Exercise -
Transcribe all the entries word for word, skipping the pictures.

■ ■ ■ ■ ■

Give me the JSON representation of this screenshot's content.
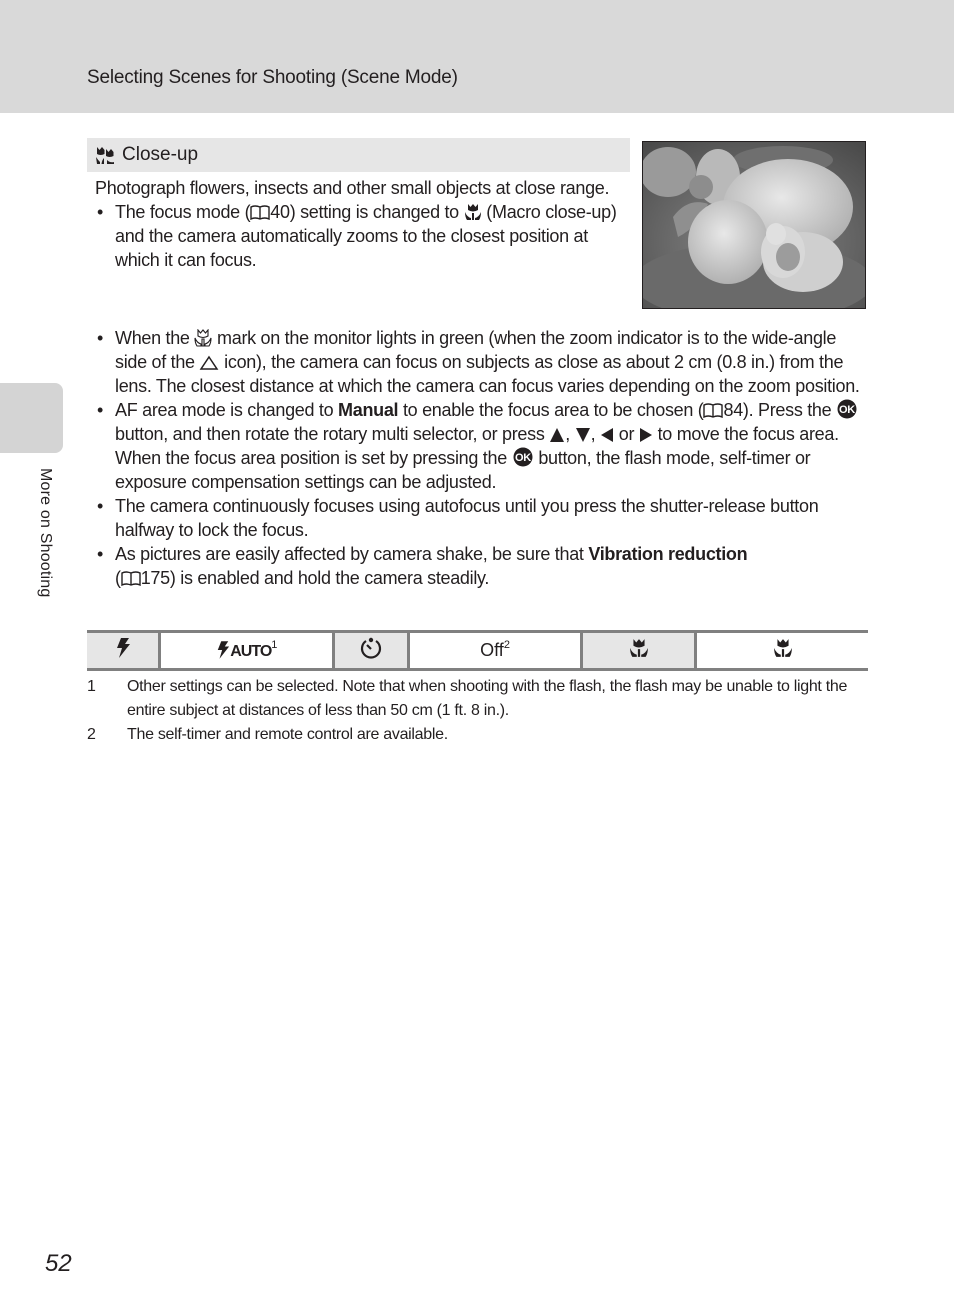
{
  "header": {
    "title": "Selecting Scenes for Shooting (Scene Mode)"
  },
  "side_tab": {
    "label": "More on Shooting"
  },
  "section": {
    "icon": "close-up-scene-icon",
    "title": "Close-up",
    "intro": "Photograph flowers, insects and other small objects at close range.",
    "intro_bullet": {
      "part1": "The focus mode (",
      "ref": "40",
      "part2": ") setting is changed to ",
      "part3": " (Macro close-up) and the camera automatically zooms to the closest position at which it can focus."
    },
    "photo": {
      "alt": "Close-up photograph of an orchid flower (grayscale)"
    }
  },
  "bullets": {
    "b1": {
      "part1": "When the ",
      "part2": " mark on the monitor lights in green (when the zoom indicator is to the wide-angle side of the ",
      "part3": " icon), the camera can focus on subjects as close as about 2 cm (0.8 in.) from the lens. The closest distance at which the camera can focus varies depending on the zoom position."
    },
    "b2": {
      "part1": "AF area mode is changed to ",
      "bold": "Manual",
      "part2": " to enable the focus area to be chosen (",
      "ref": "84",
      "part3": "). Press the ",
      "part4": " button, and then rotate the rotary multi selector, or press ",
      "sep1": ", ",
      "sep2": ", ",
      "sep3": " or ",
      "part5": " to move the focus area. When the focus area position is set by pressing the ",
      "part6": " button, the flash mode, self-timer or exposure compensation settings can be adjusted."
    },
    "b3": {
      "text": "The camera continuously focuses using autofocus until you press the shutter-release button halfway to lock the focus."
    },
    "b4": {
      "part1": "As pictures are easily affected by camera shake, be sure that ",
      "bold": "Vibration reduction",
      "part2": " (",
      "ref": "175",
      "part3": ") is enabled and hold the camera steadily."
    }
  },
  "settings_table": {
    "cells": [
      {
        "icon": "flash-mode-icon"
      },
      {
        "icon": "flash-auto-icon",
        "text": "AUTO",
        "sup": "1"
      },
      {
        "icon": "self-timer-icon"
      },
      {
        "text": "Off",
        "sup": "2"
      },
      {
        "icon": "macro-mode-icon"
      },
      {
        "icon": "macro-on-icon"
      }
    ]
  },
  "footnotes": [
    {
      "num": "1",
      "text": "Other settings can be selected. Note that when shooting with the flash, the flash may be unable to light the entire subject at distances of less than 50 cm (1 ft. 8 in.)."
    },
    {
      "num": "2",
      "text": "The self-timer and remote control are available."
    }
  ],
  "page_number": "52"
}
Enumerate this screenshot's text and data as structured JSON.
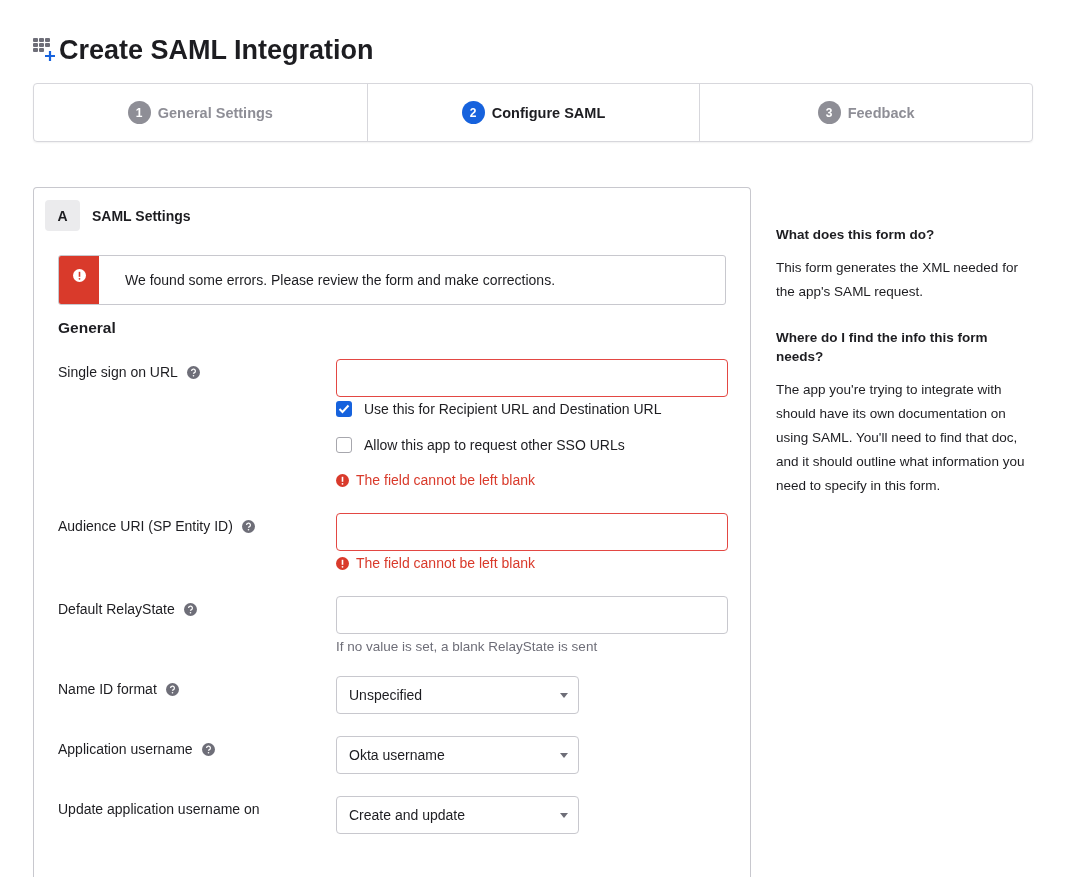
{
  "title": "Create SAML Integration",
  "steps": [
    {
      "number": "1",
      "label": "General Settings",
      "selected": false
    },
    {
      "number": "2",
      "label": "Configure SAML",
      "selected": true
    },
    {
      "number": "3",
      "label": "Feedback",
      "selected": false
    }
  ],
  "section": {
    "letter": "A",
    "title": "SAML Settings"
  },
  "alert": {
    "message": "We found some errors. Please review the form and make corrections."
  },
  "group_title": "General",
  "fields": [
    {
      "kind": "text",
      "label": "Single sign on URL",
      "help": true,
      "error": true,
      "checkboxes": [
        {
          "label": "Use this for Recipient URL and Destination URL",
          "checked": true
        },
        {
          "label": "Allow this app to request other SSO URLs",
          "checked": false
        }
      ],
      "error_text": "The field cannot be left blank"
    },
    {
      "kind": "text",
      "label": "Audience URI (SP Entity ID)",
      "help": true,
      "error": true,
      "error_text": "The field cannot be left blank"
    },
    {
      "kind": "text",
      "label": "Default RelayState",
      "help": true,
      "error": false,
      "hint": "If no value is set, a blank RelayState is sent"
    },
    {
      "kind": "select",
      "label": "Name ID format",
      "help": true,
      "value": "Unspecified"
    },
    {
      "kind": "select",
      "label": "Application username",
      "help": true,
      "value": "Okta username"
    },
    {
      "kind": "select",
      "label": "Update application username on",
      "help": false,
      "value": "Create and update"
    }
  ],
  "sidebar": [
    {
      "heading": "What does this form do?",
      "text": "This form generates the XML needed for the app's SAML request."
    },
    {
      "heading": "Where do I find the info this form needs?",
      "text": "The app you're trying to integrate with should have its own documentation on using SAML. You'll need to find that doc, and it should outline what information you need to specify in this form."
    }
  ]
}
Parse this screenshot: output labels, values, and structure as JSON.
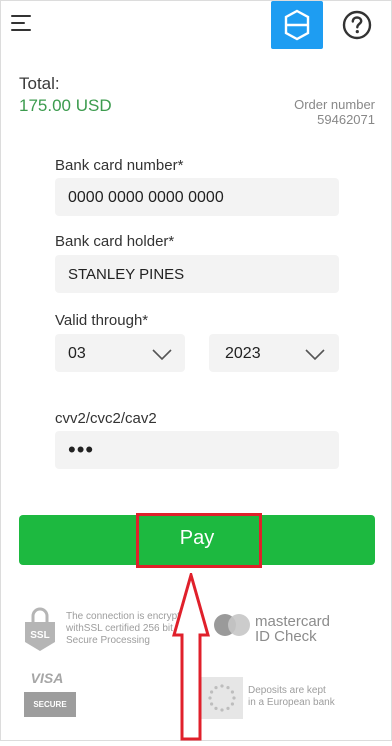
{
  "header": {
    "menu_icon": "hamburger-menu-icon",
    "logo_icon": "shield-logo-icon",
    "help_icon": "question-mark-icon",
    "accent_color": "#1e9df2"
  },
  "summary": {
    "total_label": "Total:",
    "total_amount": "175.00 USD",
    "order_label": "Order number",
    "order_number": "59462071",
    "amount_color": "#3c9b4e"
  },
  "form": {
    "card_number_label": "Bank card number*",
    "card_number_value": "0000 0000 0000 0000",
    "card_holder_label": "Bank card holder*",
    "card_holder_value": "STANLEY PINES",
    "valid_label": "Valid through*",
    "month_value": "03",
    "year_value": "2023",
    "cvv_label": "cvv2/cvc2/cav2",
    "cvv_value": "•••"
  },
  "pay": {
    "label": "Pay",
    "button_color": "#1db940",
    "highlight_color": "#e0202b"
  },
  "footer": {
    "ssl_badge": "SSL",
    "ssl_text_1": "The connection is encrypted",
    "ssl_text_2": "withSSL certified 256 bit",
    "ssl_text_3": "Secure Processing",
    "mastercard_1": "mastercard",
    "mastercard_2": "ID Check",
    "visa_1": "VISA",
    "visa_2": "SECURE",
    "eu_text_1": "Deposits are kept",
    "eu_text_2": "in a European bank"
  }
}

■ ■ ■ ■ ■

Reply -
Give me the JSON representation of this screenshot's content.
{
  "header": {
    "title": "Selecting Scenes for Shooting (Scene Mode)"
  },
  "side_tab": {
    "label": "More on Shooting"
  },
  "section": {
    "icon": "close-up-scene-icon",
    "title": "Close-up",
    "intro": "Photograph flowers, insects and other small objects at close range.",
    "intro_bullet": {
      "part1": "The focus mode (",
      "ref": "40",
      "part2": ") setting is changed to ",
      "part3": " (Macro close-up) and the camera automatically zooms to the closest position at which it can focus."
    },
    "photo": {
      "alt": "Close-up photograph of an orchid flower (grayscale)"
    }
  },
  "bullets": {
    "b1": {
      "part1": "When the ",
      "part2": " mark on the monitor lights in green (when the zoom indicator is to the wide-angle side of the ",
      "part3": " icon), the camera can focus on subjects as close as about 2 cm (0.8 in.) from the lens. The closest distance at which the camera can focus varies depending on the zoom position."
    },
    "b2": {
      "part1": "AF area mode is changed to ",
      "bold": "Manual",
      "part2": " to enable the focus area to be chosen (",
      "ref": "84",
      "part3": "). Press the ",
      "part4": " button, and then rotate the rotary multi selector, or press ",
      "sep1": ", ",
      "sep2": ", ",
      "sep3": " or ",
      "part5": " to move the focus area. When the focus area position is set by pressing the ",
      "part6": " button, the flash mode, self-timer or exposure compensation settings can be adjusted."
    },
    "b3": {
      "text": "The camera continuously focuses using autofocus until you press the shutter-release button halfway to lock the focus."
    },
    "b4": {
      "part1": "As pictures are easily affected by camera shake, be sure that ",
      "bold": "Vibration reduction",
      "part2": " (",
      "ref": "175",
      "part3": ") is enabled and hold the camera steadily."
    }
  },
  "settings_table": {
    "cells": [
      {
        "icon": "flash-mode-icon"
      },
      {
        "icon": "flash-auto-icon",
        "text": "AUTO",
        "sup": "1"
      },
      {
        "icon": "self-timer-icon"
      },
      {
        "text": "Off",
        "sup": "2"
      },
      {
        "icon": "macro-mode-icon"
      },
      {
        "icon": "macro-on-icon"
      }
    ]
  },
  "footnotes": [
    {
      "num": "1",
      "text": "Other settings can be selected. Note that when shooting with the flash, the flash may be unable to light the entire subject at distances of less than 50 cm (1 ft. 8 in.)."
    },
    {
      "num": "2",
      "text": "The self-timer and remote control are available."
    }
  ],
  "page_number": "52"
}
Enumerate this screenshot's text and data as structured JSON.
{
  "title": "Create SAML Integration",
  "steps": [
    {
      "number": "1",
      "label": "General Settings",
      "selected": false
    },
    {
      "number": "2",
      "label": "Configure SAML",
      "selected": true
    },
    {
      "number": "3",
      "label": "Feedback",
      "selected": false
    }
  ],
  "section": {
    "letter": "A",
    "title": "SAML Settings"
  },
  "alert": {
    "message": "We found some errors. Please review the form and make corrections."
  },
  "group_title": "General",
  "fields": [
    {
      "kind": "text",
      "label": "Single sign on URL",
      "help": true,
      "error": true,
      "checkboxes": [
        {
          "label": "Use this for Recipient URL and Destination URL",
          "checked": true
        },
        {
          "label": "Allow this app to request other SSO URLs",
          "checked": false
        }
      ],
      "error_text": "The field cannot be left blank"
    },
    {
      "kind": "text",
      "label": "Audience URI (SP Entity ID)",
      "help": true,
      "error": true,
      "error_text": "The field cannot be left blank"
    },
    {
      "kind": "text",
      "label": "Default RelayState",
      "help": true,
      "error": false,
      "hint": "If no value is set, a blank RelayState is sent"
    },
    {
      "kind": "select",
      "label": "Name ID format",
      "help": true,
      "value": "Unspecified"
    },
    {
      "kind": "select",
      "label": "Application username",
      "help": true,
      "value": "Okta username"
    },
    {
      "kind": "select",
      "label": "Update application username on",
      "help": false,
      "value": "Create and update"
    }
  ],
  "sidebar": [
    {
      "heading": "What does this form do?",
      "text": "This form generates the XML needed for the app's SAML request."
    },
    {
      "heading": "Where do I find the info this form needs?",
      "text": "The app you're trying to integrate with should have its own documentation on using SAML. You'll need to find that doc, and it should outline what information you need to specify in this form."
    }
  ]
}
Parse this screenshot: output labels, values, and structure as JSON.
{
  "header": {
    "menu_icon": "hamburger-menu-icon",
    "logo_icon": "shield-logo-icon",
    "help_icon": "question-mark-icon",
    "accent_color": "#1e9df2"
  },
  "summary": {
    "total_label": "Total:",
    "total_amount": "175.00 USD",
    "order_label": "Order number",
    "order_number": "59462071",
    "amount_color": "#3c9b4e"
  },
  "form": {
    "card_number_label": "Bank card number*",
    "card_number_value": "0000 0000 0000 0000",
    "card_holder_label": "Bank card holder*",
    "card_holder_value": "STANLEY PINES",
    "valid_label": "Valid through*",
    "month_value": "03",
    "year_value": "2023",
    "cvv_label": "cvv2/cvc2/cav2",
    "cvv_value": "•••"
  },
  "pay": {
    "label": "Pay",
    "button_color": "#1db940",
    "highlight_color": "#e0202b"
  },
  "footer": {
    "ssl_badge": "SSL",
    "ssl_text_1": "The connection is encrypted",
    "ssl_text_2": "withSSL certified 256 bit",
    "ssl_text_3": "Secure Processing",
    "mastercard_1": "mastercard",
    "mastercard_2": "ID Check",
    "visa_1": "VISA",
    "visa_2": "SECURE",
    "eu_text_1": "Deposits are kept",
    "eu_text_2": "in a European bank"
  }
}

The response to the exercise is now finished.